### PASSAGE TO READ
= = = =
By Dianne Anderson
Whether sheer economics or what others see as repression by design, black students remain disproportionately tracked toward special education classes, even when they don’t belong there, while their numbers in careers of math, science and medicine dwindle.
Blacks comprise roughly 13.5 percent of the general population, about 40 million Americans, but even with 1.2 million advanced educational degrees in medical or legal fields is a drop in the bucket to the greater academic world.
As a rule, the kinds of educational skills needed to get black kids into medical school starts around third and fourth grade. Perhaps not coincidentally, about the same time as special education tracking begins.
The area of research focus is also a pet peeve for Dr. Brandon Gamble, assistant professor at the CSU Long Beach department of Advanced Studies in Education and Counseling Office.
“Skills about the memory and the study process begin around third or fourth grade, and students are not stimulated, such as in special education, to memorize or learn large sets of information,” he said.
= = = =
### EXTRACTED DATA
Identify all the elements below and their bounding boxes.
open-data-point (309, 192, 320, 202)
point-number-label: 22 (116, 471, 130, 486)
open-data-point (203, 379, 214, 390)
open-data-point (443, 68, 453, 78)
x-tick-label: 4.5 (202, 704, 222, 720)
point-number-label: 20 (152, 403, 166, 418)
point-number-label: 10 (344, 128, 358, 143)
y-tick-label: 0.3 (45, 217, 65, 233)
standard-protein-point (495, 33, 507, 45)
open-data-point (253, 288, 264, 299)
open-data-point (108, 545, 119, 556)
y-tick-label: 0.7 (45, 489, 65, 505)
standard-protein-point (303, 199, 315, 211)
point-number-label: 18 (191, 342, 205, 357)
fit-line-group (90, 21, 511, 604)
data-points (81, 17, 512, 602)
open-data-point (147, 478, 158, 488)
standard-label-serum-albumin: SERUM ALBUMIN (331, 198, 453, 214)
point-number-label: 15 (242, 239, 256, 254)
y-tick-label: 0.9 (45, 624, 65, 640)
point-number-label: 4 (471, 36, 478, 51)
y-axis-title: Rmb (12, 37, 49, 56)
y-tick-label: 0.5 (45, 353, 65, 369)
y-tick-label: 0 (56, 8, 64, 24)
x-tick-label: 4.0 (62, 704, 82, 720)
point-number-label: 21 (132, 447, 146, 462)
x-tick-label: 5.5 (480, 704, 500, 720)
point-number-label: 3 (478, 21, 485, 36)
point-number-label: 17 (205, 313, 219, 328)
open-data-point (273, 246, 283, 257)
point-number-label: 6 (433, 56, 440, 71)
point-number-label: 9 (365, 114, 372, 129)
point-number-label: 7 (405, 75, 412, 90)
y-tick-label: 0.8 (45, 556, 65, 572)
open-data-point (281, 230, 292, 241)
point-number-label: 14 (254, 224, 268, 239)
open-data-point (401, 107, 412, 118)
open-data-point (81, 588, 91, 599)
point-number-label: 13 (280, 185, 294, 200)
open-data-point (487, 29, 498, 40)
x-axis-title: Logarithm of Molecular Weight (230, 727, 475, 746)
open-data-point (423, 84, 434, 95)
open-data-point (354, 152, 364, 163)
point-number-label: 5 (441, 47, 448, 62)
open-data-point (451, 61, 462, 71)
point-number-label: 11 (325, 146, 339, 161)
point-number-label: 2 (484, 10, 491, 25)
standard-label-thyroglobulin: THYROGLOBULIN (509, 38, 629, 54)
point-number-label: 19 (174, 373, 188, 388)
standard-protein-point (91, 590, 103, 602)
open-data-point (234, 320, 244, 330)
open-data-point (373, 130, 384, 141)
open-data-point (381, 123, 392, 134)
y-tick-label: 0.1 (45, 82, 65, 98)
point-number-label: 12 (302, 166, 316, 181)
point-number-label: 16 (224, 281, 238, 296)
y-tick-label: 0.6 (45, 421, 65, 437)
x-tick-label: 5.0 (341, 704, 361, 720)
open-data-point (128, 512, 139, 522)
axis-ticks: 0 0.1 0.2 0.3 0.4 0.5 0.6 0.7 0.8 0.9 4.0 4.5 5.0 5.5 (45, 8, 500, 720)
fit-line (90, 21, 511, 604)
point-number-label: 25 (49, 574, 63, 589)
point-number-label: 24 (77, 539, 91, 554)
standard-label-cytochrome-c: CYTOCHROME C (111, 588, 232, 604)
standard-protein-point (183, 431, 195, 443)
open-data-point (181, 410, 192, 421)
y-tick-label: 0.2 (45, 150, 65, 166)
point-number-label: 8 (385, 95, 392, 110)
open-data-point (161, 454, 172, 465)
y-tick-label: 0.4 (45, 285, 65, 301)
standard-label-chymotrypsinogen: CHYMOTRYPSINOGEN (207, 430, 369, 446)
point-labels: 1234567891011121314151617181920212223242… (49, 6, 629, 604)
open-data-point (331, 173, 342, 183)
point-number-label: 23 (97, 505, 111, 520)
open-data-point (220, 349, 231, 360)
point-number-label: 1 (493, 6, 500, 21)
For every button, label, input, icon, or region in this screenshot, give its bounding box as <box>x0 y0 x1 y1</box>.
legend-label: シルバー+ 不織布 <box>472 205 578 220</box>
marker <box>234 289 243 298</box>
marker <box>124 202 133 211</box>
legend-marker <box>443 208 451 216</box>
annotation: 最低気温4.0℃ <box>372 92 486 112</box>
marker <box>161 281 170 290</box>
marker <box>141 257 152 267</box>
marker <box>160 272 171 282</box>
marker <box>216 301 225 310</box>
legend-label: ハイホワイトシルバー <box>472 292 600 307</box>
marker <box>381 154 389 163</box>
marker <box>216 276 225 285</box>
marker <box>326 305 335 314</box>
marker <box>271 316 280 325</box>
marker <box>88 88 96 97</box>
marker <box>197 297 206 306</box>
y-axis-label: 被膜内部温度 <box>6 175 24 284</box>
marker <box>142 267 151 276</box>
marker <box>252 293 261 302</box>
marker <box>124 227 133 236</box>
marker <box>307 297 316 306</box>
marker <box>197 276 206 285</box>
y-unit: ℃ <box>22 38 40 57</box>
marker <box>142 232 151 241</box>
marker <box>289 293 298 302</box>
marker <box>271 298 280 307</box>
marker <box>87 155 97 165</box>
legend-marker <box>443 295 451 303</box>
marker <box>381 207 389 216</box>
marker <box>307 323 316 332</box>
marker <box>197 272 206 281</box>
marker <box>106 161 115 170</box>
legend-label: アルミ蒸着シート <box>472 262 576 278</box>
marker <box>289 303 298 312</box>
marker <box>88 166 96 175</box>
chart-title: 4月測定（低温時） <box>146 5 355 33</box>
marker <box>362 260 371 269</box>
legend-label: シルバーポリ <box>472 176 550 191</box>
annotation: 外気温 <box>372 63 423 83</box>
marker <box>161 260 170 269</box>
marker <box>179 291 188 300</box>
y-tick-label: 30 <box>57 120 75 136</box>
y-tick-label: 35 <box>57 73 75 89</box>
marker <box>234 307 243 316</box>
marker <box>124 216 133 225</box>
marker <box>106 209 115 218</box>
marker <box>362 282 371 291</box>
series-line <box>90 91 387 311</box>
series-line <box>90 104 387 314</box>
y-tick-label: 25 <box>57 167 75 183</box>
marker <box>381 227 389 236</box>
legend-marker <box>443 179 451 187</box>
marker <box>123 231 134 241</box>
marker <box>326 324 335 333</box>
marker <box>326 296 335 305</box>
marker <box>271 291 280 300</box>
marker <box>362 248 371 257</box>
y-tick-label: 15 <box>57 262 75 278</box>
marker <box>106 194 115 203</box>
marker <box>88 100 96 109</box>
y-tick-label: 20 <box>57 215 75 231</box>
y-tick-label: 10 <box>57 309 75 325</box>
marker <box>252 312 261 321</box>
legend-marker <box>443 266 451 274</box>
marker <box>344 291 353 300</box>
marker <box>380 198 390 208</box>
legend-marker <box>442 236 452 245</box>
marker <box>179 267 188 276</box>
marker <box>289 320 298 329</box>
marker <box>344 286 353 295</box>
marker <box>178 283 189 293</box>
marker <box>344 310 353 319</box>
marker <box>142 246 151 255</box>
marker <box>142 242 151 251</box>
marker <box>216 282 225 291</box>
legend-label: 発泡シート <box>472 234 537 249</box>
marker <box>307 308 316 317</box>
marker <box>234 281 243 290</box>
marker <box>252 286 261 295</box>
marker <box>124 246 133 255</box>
= = = =
### REQUIREMENT
Reproduce the passage on black students and special education tracking from "As a rule, the" up to and including "education tracking begins.".

### WRITTEN REPLY
As a rule, the kinds of educational skills needed to get black kids into medical school starts around third and fourth grade. Perhaps not coincidentally, about the same time as special education tracking begins.